__Task prompt__. Filter the entries that follow, copying every line in which the word "LEVEL" appears.

>> Begin Given information

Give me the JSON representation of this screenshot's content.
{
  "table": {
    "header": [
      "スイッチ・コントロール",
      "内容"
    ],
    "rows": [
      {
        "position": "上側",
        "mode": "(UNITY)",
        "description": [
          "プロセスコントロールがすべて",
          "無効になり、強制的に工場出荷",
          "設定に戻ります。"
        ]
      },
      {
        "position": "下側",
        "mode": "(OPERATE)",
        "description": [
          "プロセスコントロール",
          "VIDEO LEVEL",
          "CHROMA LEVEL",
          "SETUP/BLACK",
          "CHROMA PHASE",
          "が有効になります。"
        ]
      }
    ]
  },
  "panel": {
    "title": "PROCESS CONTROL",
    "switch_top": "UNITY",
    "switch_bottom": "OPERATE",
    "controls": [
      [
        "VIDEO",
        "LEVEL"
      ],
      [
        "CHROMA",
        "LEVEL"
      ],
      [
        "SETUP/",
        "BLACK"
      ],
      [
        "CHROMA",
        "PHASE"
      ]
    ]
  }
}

>> End Given information
>> Begin Given information

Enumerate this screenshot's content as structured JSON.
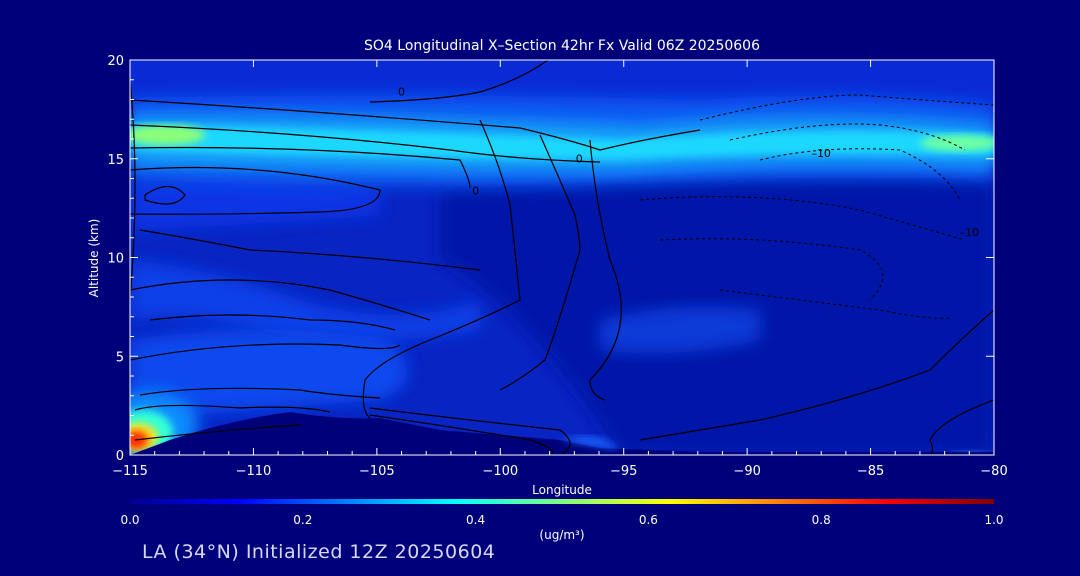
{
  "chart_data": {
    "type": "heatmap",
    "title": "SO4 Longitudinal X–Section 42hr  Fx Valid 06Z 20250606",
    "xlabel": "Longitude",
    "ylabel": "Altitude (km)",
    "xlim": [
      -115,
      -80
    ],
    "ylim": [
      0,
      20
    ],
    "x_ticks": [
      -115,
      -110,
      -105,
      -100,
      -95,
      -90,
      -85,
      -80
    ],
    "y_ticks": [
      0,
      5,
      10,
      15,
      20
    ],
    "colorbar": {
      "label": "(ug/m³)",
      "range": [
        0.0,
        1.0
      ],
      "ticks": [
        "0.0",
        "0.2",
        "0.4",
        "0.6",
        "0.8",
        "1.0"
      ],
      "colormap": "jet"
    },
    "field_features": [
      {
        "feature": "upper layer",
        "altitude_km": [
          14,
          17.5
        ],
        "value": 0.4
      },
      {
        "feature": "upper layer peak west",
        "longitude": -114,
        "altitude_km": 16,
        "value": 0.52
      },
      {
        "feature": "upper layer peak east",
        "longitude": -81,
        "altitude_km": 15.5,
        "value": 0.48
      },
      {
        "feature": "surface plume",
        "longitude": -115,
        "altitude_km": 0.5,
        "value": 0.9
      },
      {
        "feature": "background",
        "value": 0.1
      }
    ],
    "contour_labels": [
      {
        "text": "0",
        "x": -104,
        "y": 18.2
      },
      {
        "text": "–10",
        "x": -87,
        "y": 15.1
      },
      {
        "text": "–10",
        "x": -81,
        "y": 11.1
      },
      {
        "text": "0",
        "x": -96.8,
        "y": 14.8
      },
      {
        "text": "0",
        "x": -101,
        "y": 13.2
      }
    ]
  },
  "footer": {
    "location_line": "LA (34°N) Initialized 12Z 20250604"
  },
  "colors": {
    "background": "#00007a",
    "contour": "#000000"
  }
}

>> End Given information
>> Begin Given information

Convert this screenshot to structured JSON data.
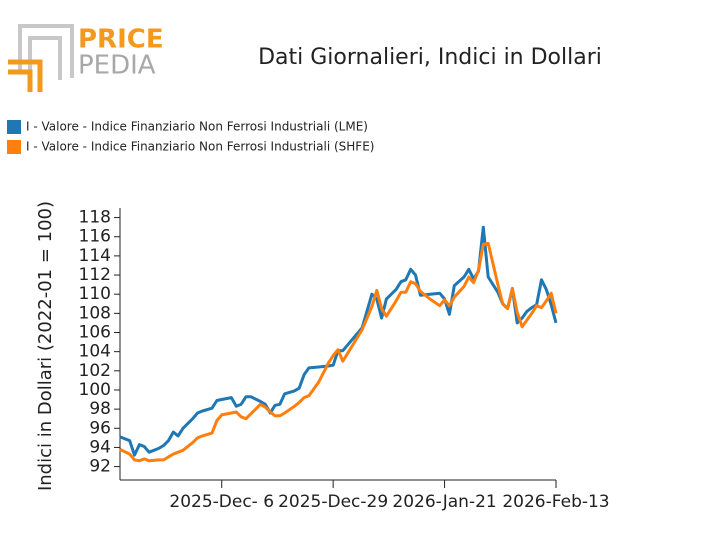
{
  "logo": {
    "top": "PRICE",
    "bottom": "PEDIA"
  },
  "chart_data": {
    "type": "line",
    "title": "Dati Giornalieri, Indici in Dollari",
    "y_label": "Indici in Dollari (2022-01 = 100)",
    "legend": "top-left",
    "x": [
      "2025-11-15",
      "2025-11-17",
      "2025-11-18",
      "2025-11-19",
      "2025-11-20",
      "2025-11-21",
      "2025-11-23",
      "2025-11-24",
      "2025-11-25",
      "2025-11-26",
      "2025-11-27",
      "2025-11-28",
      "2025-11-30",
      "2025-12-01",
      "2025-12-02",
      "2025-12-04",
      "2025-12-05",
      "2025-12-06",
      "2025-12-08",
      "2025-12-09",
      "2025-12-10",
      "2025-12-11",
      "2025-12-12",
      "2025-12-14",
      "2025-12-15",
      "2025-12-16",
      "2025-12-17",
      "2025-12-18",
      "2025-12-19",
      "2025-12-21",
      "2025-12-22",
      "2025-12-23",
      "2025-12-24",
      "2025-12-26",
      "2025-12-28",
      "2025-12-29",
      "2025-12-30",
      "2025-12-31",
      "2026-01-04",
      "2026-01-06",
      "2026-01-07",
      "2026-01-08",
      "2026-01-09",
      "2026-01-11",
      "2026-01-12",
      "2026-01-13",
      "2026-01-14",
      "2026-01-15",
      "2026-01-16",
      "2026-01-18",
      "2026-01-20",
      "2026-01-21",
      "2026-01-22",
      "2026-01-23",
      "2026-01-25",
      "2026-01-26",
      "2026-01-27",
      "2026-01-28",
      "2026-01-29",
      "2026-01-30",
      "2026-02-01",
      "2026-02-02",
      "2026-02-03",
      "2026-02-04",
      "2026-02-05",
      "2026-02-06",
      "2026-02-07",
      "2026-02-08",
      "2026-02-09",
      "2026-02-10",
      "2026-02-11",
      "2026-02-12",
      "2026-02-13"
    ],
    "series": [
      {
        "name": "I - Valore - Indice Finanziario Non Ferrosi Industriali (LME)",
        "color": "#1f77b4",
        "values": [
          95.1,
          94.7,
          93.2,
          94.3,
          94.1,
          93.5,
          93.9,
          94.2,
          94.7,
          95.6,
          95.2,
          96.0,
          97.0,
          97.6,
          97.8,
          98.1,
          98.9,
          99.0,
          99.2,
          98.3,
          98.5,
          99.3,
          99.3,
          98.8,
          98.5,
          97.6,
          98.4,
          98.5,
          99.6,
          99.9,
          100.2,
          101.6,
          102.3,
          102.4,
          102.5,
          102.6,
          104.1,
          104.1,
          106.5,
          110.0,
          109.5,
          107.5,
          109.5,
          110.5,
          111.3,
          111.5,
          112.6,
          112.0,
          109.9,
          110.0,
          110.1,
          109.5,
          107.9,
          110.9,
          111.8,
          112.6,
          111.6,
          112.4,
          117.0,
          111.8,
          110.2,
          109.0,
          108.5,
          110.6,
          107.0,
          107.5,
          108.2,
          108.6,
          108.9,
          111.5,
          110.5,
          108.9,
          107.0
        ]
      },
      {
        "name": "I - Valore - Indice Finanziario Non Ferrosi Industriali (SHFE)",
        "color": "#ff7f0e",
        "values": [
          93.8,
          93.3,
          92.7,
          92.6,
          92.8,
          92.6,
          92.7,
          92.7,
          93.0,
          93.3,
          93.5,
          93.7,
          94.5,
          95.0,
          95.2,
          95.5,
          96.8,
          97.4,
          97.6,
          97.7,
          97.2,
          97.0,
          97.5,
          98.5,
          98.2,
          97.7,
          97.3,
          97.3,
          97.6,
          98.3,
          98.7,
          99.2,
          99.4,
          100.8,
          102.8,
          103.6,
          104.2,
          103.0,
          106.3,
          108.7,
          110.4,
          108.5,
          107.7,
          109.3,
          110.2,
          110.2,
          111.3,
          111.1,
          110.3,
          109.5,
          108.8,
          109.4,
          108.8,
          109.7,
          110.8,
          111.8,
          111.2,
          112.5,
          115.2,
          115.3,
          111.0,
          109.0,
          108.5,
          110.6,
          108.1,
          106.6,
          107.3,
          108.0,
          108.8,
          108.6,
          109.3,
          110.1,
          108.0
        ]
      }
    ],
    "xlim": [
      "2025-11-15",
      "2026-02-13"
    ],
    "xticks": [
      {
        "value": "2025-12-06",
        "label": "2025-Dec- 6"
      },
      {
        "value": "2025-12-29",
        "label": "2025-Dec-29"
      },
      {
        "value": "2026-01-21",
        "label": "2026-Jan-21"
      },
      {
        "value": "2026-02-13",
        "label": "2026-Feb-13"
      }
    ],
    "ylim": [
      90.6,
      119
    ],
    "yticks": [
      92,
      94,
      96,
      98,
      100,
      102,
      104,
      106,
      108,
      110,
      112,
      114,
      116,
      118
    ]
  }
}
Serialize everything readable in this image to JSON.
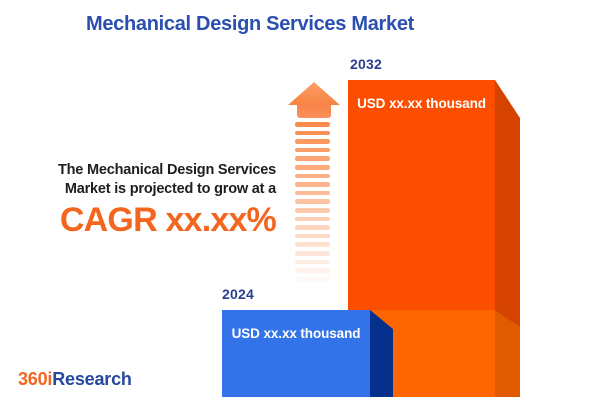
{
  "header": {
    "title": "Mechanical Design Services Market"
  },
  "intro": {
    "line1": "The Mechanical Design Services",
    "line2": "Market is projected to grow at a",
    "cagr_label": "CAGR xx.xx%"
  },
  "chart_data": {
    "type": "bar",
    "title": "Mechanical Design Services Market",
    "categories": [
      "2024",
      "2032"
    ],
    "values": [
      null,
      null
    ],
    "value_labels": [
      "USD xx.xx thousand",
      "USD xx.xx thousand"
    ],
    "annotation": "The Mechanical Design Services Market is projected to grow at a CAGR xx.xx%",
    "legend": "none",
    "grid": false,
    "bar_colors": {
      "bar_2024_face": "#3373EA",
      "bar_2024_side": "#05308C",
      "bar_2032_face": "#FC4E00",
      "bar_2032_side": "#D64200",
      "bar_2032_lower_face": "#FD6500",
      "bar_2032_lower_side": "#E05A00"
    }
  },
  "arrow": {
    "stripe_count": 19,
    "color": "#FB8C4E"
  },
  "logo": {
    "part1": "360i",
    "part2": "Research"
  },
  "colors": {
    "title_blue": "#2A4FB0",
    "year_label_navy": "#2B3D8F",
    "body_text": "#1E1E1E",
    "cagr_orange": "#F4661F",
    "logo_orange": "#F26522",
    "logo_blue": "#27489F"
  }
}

>> End Given information

__Answer to the problem__.
          "VIDEO LEVEL",
          "CHROMA LEVEL",
        "LEVEL"
        "LEVEL"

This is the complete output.